§ DATASET:
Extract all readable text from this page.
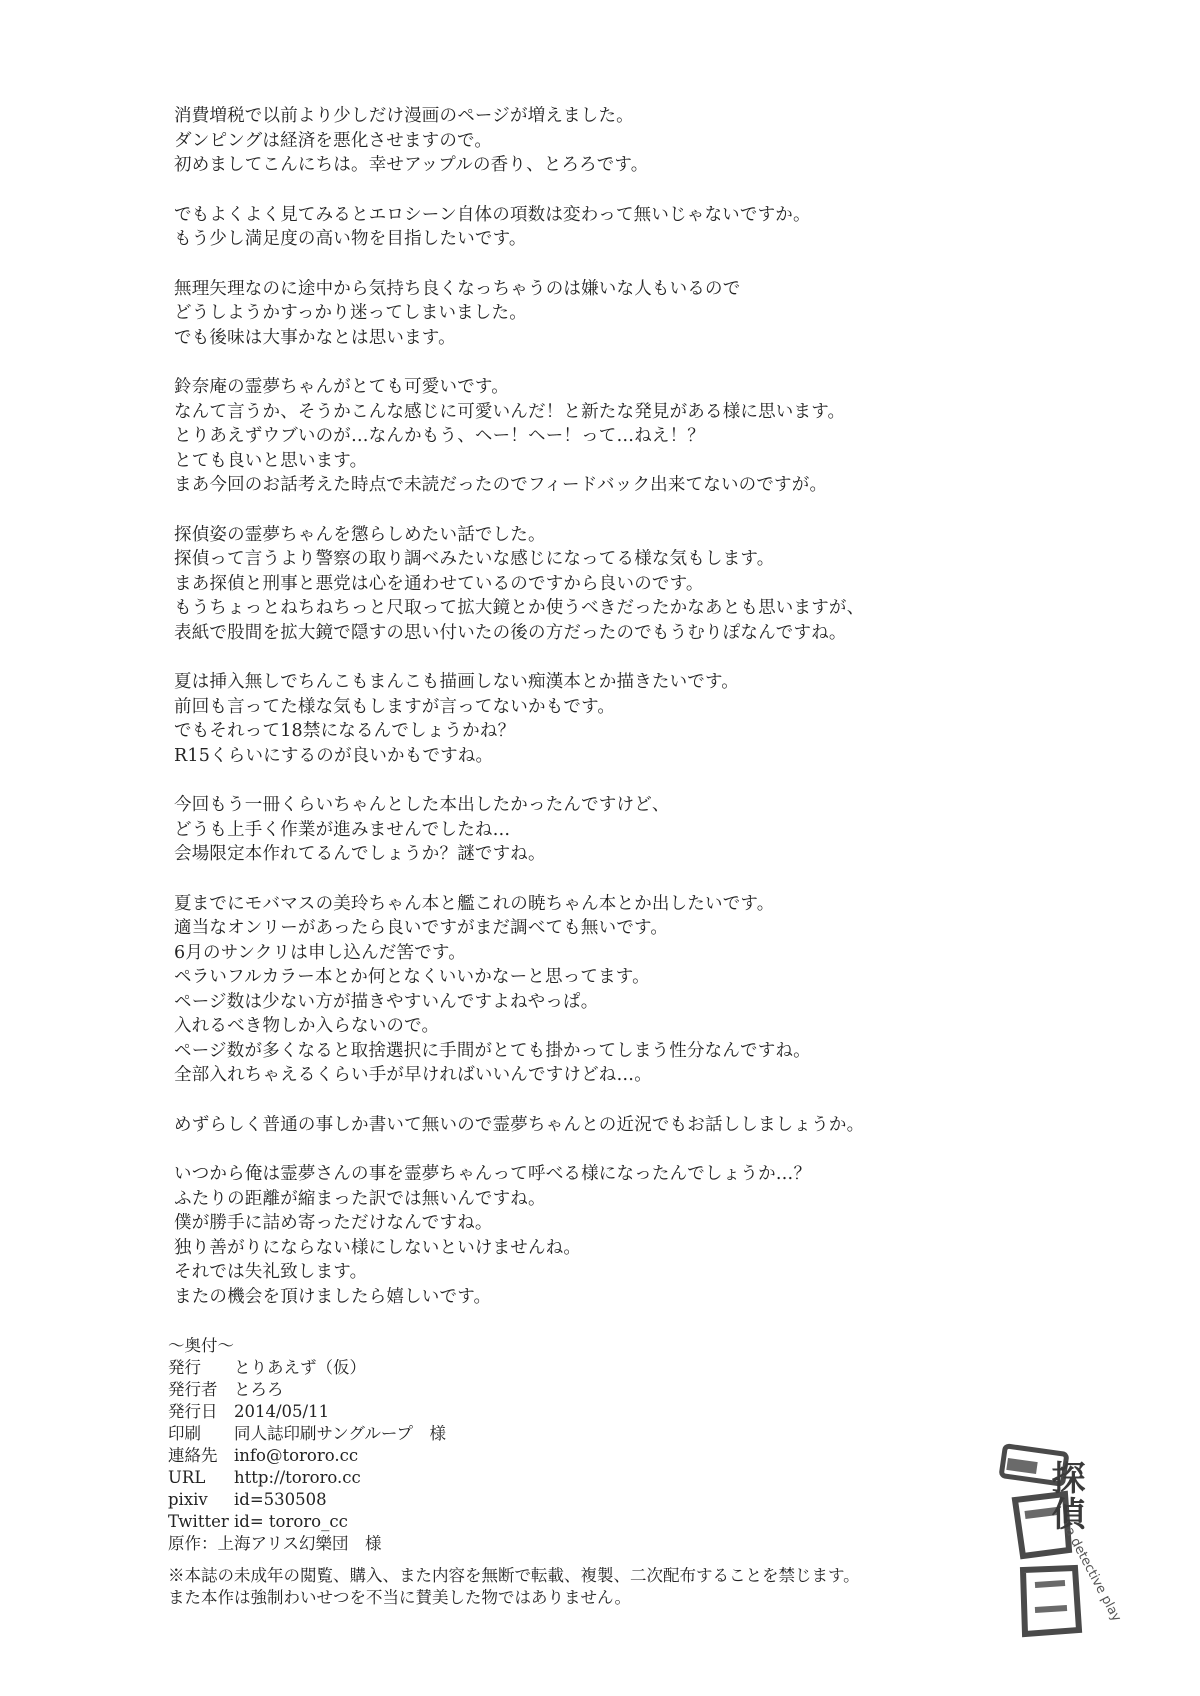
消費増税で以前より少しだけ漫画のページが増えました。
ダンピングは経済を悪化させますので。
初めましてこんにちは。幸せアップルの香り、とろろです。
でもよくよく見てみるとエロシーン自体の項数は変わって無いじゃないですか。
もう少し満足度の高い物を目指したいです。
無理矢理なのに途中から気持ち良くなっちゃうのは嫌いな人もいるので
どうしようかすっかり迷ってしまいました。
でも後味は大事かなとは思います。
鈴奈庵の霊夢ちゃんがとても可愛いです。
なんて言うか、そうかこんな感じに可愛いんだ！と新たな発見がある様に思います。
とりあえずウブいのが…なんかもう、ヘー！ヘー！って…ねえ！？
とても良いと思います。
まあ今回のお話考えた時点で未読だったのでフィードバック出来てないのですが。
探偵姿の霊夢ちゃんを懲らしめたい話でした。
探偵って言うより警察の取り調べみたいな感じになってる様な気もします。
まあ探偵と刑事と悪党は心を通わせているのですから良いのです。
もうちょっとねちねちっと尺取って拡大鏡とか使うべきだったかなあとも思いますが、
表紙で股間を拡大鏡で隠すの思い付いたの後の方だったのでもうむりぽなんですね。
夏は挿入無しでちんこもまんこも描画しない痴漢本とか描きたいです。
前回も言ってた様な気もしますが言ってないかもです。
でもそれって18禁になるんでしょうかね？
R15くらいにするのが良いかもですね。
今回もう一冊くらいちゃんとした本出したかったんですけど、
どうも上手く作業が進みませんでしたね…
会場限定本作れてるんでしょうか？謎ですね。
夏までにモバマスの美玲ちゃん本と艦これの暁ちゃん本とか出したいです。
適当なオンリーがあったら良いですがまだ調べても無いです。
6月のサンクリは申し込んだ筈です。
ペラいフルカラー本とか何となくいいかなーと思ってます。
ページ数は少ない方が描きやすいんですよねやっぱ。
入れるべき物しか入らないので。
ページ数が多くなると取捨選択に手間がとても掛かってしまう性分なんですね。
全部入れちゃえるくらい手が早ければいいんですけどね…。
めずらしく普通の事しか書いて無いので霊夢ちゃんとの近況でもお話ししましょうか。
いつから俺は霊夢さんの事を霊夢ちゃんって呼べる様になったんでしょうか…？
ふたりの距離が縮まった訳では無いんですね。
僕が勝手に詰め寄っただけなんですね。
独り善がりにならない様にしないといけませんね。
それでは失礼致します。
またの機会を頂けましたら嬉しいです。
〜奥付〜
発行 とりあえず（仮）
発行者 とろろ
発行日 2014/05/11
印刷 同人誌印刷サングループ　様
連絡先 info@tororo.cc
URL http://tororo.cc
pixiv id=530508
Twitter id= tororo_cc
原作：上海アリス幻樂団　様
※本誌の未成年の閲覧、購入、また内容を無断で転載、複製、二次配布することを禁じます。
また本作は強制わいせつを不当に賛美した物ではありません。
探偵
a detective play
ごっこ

==

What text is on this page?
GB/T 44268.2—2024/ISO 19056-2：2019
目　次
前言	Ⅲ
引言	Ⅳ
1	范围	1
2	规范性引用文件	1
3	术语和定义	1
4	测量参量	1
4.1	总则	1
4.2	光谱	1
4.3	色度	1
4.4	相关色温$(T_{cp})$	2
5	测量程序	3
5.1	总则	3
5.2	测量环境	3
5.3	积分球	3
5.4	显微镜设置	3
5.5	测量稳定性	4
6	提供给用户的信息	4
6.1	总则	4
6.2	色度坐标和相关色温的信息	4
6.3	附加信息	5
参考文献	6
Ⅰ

§ TASK DESCRIPTION: Filter out all lines lacking the word "this" and copy the rest.

§ PROBLEM SOLUTION:
Extract all readable text from this page.
What text is on this page?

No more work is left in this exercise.